(Requirements)
Pictures aside, write out every record exactly as it appears.

Collected data entries:
══════════

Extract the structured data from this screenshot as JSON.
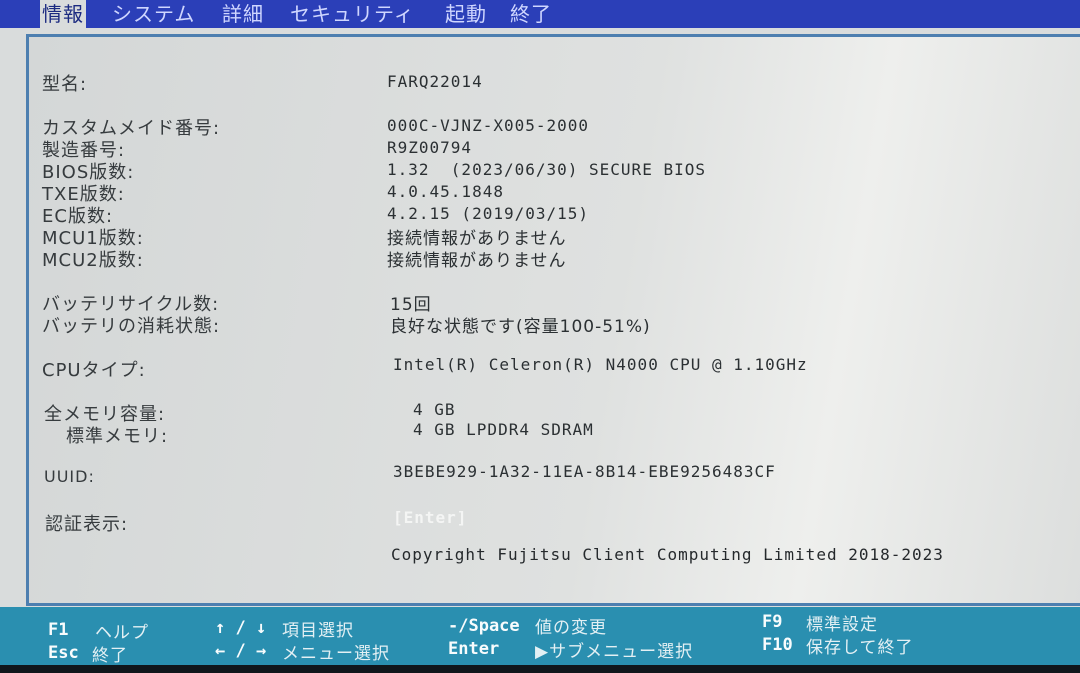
{
  "menu": {
    "tabs": [
      "情報",
      "システム",
      "詳細",
      "セキュリティ",
      "起動",
      "終了"
    ],
    "active": "情報"
  },
  "info": {
    "model_label": "型名:",
    "model_value": "FARQ22014",
    "custom_label": "カスタムメイド番号:",
    "custom_value": "000C-VJNZ-X005-2000",
    "serial_label": "製造番号:",
    "serial_value": "R9Z00794",
    "bios_label": "BIOS版数:",
    "bios_value": "1.32  (2023/06/30) SECURE BIOS",
    "txe_label": "TXE版数:",
    "txe_value": "4.0.45.1848",
    "ec_label": "EC版数:",
    "ec_value": "4.2.15 (2019/03/15)",
    "mcu1_label": "MCU1版数:",
    "mcu1_value": "接続情報がありません",
    "mcu2_label": "MCU2版数:",
    "mcu2_value": "接続情報がありません",
    "battery_cycle_label": "バッテリサイクル数:",
    "battery_cycle_value": "15回",
    "battery_wear_label": "バッテリの消耗状態:",
    "battery_wear_value": "良好な状態です(容量100-51%)",
    "cpu_label": "CPUタイプ:",
    "cpu_value": "Intel(R) Celeron(R) N4000 CPU @ 1.10GHz",
    "mem_total_label": "全メモリ容量:",
    "mem_total_value": "4 GB",
    "mem_std_label": "標準メモリ:",
    "mem_std_value": "4 GB LPDDR4 SDRAM",
    "uuid_label": "UUID:",
    "uuid_value": "3BEBE929-1A32-11EA-8B14-EBE9256483CF",
    "cert_label": "認証表示:",
    "cert_value": "[Enter]",
    "copyright": "Copyright Fujitsu Client Computing Limited 2018-2023"
  },
  "footer": {
    "f1_key": "F1",
    "f1_desc": "ヘルプ",
    "esc_key": "Esc",
    "esc_desc": "終了",
    "updown_key": "↑ / ↓",
    "updown_desc": "項目選択",
    "leftright_key": "← / →",
    "leftright_desc": "メニュー選択",
    "space_key": "-/Space",
    "space_desc": "値の変更",
    "enter_key": "Enter",
    "enter_desc": "▶サブメニュー選択",
    "f9_key": "F9",
    "f9_desc": "標準設定",
    "f10_key": "F10",
    "f10_desc": "保存して終了"
  },
  "colors": {
    "menu_bg": "#2b3fb8",
    "footer_bg": "#2a8fb0",
    "panel_border": "#4d7fb0"
  }
}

══════════

(Result)
Extract the structured data from this screenshot as JSON.
{
  "menu": {
    "tabs": [
      "情報",
      "システム",
      "詳細",
      "セキュリティ",
      "起動",
      "終了"
    ],
    "active": "情報"
  },
  "info": {
    "model_label": "型名:",
    "model_value": "FARQ22014",
    "custom_label": "カスタムメイド番号:",
    "custom_value": "000C-VJNZ-X005-2000",
    "serial_label": "製造番号:",
    "serial_value": "R9Z00794",
    "bios_label": "BIOS版数:",
    "bios_value": "1.32  (2023/06/30) SECURE BIOS",
    "txe_label": "TXE版数:",
    "txe_value": "4.0.45.1848",
    "ec_label": "EC版数:",
    "ec_value": "4.2.15 (2019/03/15)",
    "mcu1_label": "MCU1版数:",
    "mcu1_value": "接続情報がありません",
    "mcu2_label": "MCU2版数:",
    "mcu2_value": "接続情報がありません",
    "battery_cycle_label": "バッテリサイクル数:",
    "battery_cycle_value": "15回",
    "battery_wear_label": "バッテリの消耗状態:",
    "battery_wear_value": "良好な状態です(容量100-51%)",
    "cpu_label": "CPUタイプ:",
    "cpu_value": "Intel(R) Celeron(R) N4000 CPU @ 1.10GHz",
    "mem_total_label": "全メモリ容量:",
    "mem_total_value": "4 GB",
    "mem_std_label": "標準メモリ:",
    "mem_std_value": "4 GB LPDDR4 SDRAM",
    "uuid_label": "UUID:",
    "uuid_value": "3BEBE929-1A32-11EA-8B14-EBE9256483CF",
    "cert_label": "認証表示:",
    "cert_value": "[Enter]",
    "copyright": "Copyright Fujitsu Client Computing Limited 2018-2023"
  },
  "footer": {
    "f1_key": "F1",
    "f1_desc": "ヘルプ",
    "esc_key": "Esc",
    "esc_desc": "終了",
    "updown_key": "↑ / ↓",
    "updown_desc": "項目選択",
    "leftright_key": "← / →",
    "leftright_desc": "メニュー選択",
    "space_key": "-/Space",
    "space_desc": "値の変更",
    "enter_key": "Enter",
    "enter_desc": "▶サブメニュー選択",
    "f9_key": "F9",
    "f9_desc": "標準設定",
    "f10_key": "F10",
    "f10_desc": "保存して終了"
  },
  "colors": {
    "menu_bg": "#2b3fb8",
    "footer_bg": "#2a8fb0",
    "panel_border": "#4d7fb0"
  }
}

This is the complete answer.